> What the task requires
Find each line that has the string "krzyk" and give the total, with nothing else.

┌──

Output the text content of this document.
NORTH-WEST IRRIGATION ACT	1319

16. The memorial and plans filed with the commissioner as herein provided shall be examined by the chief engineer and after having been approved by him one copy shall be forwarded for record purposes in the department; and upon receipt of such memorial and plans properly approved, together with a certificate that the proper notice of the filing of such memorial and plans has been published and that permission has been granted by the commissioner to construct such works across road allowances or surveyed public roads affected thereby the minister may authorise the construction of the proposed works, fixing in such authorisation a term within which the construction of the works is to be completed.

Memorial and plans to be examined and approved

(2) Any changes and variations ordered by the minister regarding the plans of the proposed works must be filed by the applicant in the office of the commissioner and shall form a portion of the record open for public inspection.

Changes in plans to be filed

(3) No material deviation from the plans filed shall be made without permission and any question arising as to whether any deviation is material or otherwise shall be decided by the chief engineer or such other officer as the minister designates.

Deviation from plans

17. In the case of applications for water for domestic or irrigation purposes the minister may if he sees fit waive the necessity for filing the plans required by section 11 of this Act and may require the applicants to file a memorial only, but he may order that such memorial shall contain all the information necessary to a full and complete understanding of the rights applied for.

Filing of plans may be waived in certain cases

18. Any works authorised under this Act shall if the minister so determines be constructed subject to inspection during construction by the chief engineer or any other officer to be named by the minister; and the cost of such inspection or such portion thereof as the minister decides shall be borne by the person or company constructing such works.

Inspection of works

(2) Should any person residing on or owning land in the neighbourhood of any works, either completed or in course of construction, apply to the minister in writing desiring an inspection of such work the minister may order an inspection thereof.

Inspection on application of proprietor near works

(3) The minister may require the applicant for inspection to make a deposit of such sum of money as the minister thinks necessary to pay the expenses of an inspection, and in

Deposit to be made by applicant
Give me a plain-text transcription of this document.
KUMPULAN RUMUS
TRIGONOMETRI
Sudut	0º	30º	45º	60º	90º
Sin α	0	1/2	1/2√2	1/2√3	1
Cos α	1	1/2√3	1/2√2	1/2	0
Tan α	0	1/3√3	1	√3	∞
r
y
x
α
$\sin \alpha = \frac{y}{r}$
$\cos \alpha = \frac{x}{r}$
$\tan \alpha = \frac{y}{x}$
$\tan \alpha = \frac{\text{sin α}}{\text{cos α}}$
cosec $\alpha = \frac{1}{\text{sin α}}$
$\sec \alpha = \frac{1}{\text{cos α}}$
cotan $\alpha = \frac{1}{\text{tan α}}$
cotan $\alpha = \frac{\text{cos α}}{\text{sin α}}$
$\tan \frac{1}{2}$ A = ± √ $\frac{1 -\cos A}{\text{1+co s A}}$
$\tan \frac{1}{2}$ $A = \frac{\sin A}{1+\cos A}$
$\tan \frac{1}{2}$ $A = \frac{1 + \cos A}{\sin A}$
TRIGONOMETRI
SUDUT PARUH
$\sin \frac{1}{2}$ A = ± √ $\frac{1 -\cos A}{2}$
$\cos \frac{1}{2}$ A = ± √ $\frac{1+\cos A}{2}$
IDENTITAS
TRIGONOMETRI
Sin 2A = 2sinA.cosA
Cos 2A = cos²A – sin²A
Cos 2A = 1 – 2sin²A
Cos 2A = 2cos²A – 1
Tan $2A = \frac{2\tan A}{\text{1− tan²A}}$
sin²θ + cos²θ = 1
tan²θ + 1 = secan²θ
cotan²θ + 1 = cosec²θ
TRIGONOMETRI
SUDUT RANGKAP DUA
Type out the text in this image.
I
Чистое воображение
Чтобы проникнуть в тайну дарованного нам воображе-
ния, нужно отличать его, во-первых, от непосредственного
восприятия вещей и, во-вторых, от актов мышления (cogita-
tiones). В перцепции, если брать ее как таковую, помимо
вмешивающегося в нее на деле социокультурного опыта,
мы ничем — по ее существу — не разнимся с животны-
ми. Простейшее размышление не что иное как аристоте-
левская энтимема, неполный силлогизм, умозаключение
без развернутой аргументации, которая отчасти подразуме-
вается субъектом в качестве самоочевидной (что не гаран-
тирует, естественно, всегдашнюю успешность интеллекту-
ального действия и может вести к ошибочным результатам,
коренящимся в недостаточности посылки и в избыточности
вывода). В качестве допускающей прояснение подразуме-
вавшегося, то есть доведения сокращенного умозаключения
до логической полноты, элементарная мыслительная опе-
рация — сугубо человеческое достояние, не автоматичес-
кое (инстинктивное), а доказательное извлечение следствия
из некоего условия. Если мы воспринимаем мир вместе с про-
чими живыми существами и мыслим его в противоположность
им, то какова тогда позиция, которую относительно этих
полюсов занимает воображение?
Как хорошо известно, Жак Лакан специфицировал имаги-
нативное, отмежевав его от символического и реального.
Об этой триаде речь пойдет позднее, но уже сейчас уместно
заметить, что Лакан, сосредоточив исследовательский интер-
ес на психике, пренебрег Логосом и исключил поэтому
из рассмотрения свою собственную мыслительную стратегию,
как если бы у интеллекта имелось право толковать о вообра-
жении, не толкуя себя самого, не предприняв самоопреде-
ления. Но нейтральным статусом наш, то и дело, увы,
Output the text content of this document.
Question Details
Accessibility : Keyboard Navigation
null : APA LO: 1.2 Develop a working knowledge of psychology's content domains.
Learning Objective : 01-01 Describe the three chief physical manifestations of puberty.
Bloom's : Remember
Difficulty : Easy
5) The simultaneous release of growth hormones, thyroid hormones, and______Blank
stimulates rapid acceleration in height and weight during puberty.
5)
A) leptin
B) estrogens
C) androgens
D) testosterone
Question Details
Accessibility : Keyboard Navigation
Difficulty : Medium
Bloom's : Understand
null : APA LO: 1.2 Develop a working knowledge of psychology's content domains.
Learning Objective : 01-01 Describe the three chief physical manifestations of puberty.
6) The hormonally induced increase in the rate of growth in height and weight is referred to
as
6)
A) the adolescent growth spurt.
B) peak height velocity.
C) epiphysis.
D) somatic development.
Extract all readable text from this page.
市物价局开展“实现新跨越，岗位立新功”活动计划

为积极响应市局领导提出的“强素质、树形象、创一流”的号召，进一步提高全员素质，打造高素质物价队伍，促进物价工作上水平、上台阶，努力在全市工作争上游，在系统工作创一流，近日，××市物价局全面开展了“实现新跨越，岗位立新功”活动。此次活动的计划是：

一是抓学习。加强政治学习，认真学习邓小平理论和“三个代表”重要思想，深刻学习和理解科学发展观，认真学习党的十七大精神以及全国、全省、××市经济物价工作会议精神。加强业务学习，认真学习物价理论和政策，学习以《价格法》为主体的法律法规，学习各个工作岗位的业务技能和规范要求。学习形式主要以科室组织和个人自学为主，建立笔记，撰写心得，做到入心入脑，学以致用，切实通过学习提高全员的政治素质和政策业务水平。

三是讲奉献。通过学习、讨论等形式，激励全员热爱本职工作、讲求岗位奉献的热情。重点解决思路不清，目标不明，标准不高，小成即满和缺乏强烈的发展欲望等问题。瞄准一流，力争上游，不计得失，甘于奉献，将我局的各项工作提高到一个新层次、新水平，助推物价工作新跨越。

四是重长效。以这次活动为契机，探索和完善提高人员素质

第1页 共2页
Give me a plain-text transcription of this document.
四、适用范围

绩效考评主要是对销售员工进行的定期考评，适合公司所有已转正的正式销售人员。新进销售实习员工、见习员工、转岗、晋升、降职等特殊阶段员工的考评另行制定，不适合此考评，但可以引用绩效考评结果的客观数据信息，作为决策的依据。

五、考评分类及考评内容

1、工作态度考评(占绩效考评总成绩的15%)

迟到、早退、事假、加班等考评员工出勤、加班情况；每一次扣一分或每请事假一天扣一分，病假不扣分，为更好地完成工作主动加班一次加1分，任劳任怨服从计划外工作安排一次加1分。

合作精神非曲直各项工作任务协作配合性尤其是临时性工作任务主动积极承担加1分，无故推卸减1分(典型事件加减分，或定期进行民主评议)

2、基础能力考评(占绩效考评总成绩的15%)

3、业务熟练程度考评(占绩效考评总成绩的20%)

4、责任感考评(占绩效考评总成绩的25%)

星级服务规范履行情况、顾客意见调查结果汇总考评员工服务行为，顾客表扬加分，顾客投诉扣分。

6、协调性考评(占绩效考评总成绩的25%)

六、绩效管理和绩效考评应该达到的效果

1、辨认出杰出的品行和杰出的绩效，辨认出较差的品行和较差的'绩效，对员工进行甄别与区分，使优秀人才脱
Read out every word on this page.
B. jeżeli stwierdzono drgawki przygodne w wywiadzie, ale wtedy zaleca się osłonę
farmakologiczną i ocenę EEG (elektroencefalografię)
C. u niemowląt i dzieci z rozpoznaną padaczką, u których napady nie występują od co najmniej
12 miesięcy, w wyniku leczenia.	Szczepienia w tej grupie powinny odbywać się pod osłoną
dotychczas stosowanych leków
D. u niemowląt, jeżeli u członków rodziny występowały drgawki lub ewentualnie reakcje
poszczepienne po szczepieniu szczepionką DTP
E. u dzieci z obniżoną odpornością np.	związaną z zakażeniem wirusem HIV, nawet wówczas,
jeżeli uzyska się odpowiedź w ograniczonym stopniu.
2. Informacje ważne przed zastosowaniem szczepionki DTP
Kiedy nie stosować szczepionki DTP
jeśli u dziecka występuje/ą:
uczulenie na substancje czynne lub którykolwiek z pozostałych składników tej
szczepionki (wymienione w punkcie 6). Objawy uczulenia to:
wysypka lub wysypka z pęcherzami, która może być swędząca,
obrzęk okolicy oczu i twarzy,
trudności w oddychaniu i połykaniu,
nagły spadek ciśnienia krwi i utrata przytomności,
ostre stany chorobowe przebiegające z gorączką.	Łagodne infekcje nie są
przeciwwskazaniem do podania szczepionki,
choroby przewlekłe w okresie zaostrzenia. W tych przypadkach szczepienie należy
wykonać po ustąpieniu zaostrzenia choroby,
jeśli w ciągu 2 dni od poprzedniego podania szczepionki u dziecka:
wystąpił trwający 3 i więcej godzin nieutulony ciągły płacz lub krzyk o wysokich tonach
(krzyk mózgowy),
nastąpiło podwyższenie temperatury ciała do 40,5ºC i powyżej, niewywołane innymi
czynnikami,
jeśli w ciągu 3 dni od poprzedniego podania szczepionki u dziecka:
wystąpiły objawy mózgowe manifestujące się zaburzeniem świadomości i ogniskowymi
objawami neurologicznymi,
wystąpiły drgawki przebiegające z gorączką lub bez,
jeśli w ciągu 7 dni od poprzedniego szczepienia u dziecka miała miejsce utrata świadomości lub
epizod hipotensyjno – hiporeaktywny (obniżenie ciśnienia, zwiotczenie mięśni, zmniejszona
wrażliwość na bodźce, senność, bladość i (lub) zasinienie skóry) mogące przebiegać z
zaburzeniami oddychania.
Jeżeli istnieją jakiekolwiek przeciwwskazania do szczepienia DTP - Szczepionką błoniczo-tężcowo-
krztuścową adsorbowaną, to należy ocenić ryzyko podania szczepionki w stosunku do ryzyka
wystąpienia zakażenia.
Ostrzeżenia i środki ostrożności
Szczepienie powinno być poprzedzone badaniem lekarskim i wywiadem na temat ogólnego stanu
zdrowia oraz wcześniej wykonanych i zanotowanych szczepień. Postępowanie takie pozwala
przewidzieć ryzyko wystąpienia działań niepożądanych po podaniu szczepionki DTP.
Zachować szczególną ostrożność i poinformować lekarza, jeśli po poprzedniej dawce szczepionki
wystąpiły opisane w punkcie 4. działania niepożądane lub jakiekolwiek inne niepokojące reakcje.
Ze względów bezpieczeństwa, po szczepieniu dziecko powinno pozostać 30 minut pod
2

└──

> Task output
2